- Records:
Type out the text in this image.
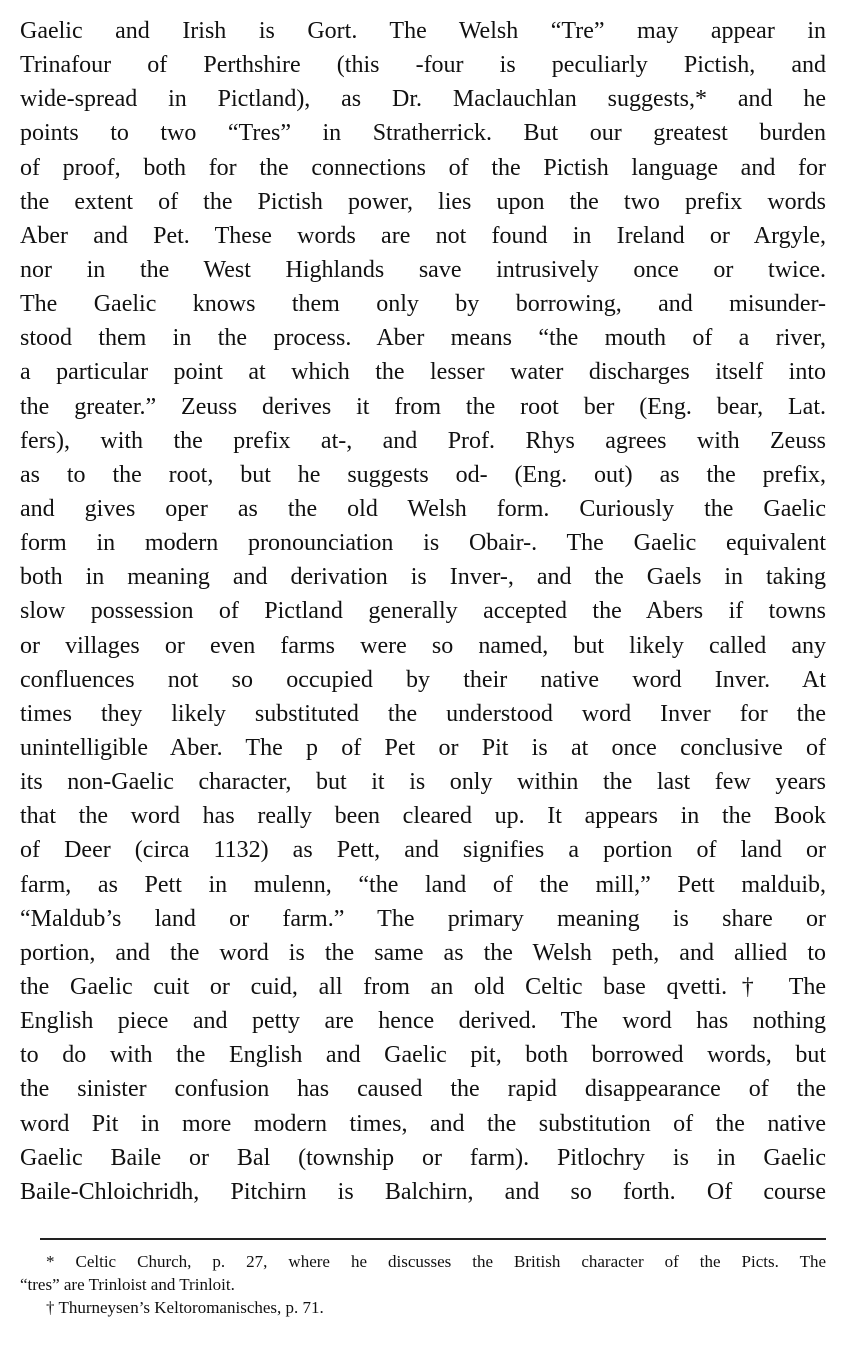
Gaelic and Irish is Gort. The Welsh “Tre” may appear in
Trinafour of Perthshire (this -four is peculiarly Pictish, and
wide-spread in Pictland), as Dr. Maclauchlan suggests,* and he
points to two “Tres” in Stratherrick. But our greatest burden
of proof, both for the connections of the Pictish language and for
the extent of the Pictish power, lies upon the two prefix words
Aber and Pet. These words are not found in Ireland or Argyle,
nor in the West Highlands save intrusively once or twice.
The Gaelic knows them only by borrowing, and misunder-
stood them in the process. Aber means “the mouth of a river,
a particular point at which the lesser water discharges itself into
the greater.” Zeuss derives it from the root ber (Eng. bear, Lat.
fers), with the prefix at-, and Prof. Rhys agrees with Zeuss
as to the root, but he suggests od- (Eng. out) as the prefix,
and gives oper as the old Welsh form. Curiously the Gaelic
form in modern pronounciation is Obair-. The Gaelic equivalent
both in meaning and derivation is Inver-, and the Gaels in taking
slow possession of Pictland generally accepted the Abers if towns
or villages or even farms were so named, but likely called any
confluences not so occupied by their native word Inver. At
times they likely substituted the understood word Inver for the
unintelligible Aber. The p of Pet or Pit is at once conclusive of
its non-Gaelic character, but it is only within the last few years
that the word has really been cleared up. It appears in the Book
of Deer (circa 1132) as Pett, and signifies a portion of land or
farm, as Pett in mulenn, “the land of the mill,” Pett malduib,
“Maldub’s land or farm.” The primary meaning is share or
portion, and the word is the same as the Welsh peth, and allied to
the Gaelic cuit or cuid, all from an old Celtic base qvetti.† The
English piece and petty are hence derived. The word has nothing
to do with the English and Gaelic pit, both borrowed words, but
the sinister confusion has caused the rapid disappearance of the
word Pit in more modern times, and the substitution of the native
Gaelic Baile or Bal (township or farm). Pitlochry is in Gaelic
Baile-Chloichridh, Pitchirn is Balchirn, and so forth. Of course
* Celtic Church, p. 27, where he discusses the British character of the Picts. The
“tres” are Trinloist and Trinloit.
† Thurneysen’s Keltoromanisches, p. 71.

- Your objective:
Write out the records above once more, word for word, with no pictures.

- Answer to the exercise:
Type out the text in this image.
Gaelic and Irish is Gort. The Welsh “Tre” may appear in
Trinafour of Perthshire (this -four is peculiarly Pictish, and
wide-spread in Pictland), as Dr. Maclauchlan suggests,* and he
points to two “Tres” in Stratherrick. But our greatest burden
of proof, both for the connections of the Pictish language and for
the extent of the Pictish power, lies upon the two prefix words
Aber and Pet. These words are not found in Ireland or Argyle,
nor in the West Highlands save intrusively once or twice.
The Gaelic knows them only by borrowing, and misunder-
stood them in the process. Aber means “the mouth of a river,
a particular point at which the lesser water discharges itself into
the greater.” Zeuss derives it from the root ber (Eng. bear, Lat.
fers), with the prefix at-, and Prof. Rhys agrees with Zeuss
as to the root, but he suggests od- (Eng. out) as the prefix,
and gives oper as the old Welsh form. Curiously the Gaelic
form in modern pronounciation is Obair-. The Gaelic equivalent
both in meaning and derivation is Inver-, and the Gaels in taking
slow possession of Pictland generally accepted the Abers if towns
or villages or even farms were so named, but likely called any
confluences not so occupied by their native word Inver. At
times they likely substituted the understood word Inver for the
unintelligible Aber. The p of Pet or Pit is at once conclusive of
its non-Gaelic character, but it is only within the last few years
that the word has really been cleared up. It appears in the Book
of Deer (circa 1132) as Pett, and signifies a portion of land or
farm, as Pett in mulenn, “the land of the mill,” Pett malduib,
“Maldub’s land or farm.” The primary meaning is share or
portion, and the word is the same as the Welsh peth, and allied to
the Gaelic cuit or cuid, all from an old Celtic base qvetti.† The
English piece and petty are hence derived. The word has nothing
to do with the English and Gaelic pit, both borrowed words, but
the sinister confusion has caused the rapid disappearance of the
word Pit in more modern times, and the substitution of the native
Gaelic Baile or Bal (township or farm). Pitlochry is in Gaelic
Baile-Chloichridh, Pitchirn is Balchirn, and so forth. Of course
* Celtic Church, p. 27, where he discusses the British character of the Picts. The
“tres” are Trinloist and Trinloit.
† Thurneysen’s Keltoromanisches, p. 71.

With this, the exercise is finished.